Provided text -
____
Lip-Bu Tan.

“This will not happen overnight,” Tan says as Intel confronts its limits

The Intel CEO acknowledges rising AI-driven demand while warning that supply constraints, manufacturing bottlenecks and years of underinvestment continue to limit the company’s ability to respond. 

Intel ended 2025 with improving results and rising demand for its chips, but its CEO used the company’s fourth-quarter earnings call to strike a notably restrained tone. The opportunity created by artificial intelligence is real, Lip-Bu Tan said, yet Intel remains constrained by execution limits, manufacturing bottlenecks and a turnaround that is far from complete.
“This will not happen overnight, and our execution needs to continue to improve,” Tan told analysts. “We will stay humble as we address the work ahead and we will never be satisfied.”
1 View gallery
מגזין 100 משפיעים ומשפיעות 2025 ליפ בו טאן מנכ"ל אינטל
מגזין 100 משפיעים ומשפיעות 2025 ליפ בו טאן מנכ"ל אינטל
Lip-Bu Tan.
(Photo: Laure Andrillon/Reuters)
The remarks underscored the balance Intel is trying to strike. The company is attempting to persuade investors that it is once again relevant to the AI boom while openly acknowledging that its ability to capitalize on demand is still restricted by supply constraints, yield challenges and years of underinvestment.
Intel reported fourth-quarter revenue of $13.7 billion, beating its own guidance, with earnings and gross margin also coming in above expectations. Still, Tan and chief financial officer David Zinsner returned repeatedly to the same limitation. Intel does not yet have enough supply to meet the level of demand it is seeing, particularly in data center CPUs.
“In the short term, I’m disappointed that we are not able to fully meet the demand in our markets,” Tan said. While yields on Intel’s most advanced manufacturing process are improving, he acknowledged they remain below his targets.
Those constraints will be visible in the current quarter. Intel guided first-quarter revenue to a midpoint of $12.2 billion, a seasonally weak result that executives said would have been meaningfully higher without supply limits. Zinsner described the company as operating with little inventory buffer, shipping chips almost as soon as they come off the line.
____
Data records -
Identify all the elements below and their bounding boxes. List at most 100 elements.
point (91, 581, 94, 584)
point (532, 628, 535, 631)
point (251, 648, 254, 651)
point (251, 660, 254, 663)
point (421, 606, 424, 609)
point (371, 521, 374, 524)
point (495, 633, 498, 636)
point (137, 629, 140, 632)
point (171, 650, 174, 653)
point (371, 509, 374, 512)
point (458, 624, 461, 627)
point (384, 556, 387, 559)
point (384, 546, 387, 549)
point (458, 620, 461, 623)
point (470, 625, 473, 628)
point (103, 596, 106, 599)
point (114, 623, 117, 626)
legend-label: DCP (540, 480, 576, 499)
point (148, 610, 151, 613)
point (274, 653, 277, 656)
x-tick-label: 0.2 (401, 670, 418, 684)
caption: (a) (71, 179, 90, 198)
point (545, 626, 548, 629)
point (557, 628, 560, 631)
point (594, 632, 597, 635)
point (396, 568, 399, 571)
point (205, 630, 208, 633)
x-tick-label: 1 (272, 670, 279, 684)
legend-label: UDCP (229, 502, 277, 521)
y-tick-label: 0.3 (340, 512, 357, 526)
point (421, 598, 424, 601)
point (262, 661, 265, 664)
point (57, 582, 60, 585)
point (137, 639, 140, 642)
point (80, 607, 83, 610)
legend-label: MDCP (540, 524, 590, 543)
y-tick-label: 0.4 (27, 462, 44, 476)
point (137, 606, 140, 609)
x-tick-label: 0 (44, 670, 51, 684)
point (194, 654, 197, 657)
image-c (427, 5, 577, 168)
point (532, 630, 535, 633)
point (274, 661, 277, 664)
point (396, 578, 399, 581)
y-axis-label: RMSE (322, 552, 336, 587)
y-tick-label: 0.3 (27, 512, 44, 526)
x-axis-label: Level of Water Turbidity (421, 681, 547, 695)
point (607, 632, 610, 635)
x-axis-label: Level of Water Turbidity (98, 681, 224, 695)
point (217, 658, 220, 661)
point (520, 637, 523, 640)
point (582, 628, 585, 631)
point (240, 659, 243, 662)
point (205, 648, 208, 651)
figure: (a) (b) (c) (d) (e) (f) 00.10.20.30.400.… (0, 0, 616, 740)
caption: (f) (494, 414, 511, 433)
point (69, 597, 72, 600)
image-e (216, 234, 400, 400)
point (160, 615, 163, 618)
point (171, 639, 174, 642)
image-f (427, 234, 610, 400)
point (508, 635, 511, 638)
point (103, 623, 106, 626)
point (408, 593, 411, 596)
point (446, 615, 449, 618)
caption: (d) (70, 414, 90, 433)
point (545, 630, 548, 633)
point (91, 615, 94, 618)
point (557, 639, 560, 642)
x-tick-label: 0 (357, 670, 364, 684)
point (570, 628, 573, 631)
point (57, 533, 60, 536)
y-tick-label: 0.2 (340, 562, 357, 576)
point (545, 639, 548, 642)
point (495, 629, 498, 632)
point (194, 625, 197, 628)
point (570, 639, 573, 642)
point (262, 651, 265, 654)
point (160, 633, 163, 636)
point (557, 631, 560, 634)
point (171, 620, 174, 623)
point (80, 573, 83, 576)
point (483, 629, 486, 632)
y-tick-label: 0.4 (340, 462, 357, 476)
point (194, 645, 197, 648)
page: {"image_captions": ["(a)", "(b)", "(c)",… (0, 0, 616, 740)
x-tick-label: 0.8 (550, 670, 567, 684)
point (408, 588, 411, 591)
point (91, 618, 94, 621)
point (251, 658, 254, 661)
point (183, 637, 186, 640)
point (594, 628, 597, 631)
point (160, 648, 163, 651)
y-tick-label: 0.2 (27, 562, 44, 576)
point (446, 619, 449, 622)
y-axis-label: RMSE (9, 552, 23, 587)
____
Requirements -
1. In the article on Intel's earnings call, what fourth-quarter revenue did Intel report?
2. Can you sum up the article on Intel's earnings call in two sentences?

Solution list -
1. $13.7 billion, beating its own guidance.

2. Intel ended 2025 with improving results, including fourth-quarter revenue of $13.7 billion that beat its guidance, and rising demand for its chips, but CEO Lip-Bu Tan struck a restrained tone, saying the turnaround "will not happen overnight." He and CFO David Zinsner stressed that supply constraints, below-target yields and years of underinvestment keep Intel from fully meeting demand, especially for data center CPUs, which will weigh on first-quarter revenue guided to a midpoint of $12.2 billion.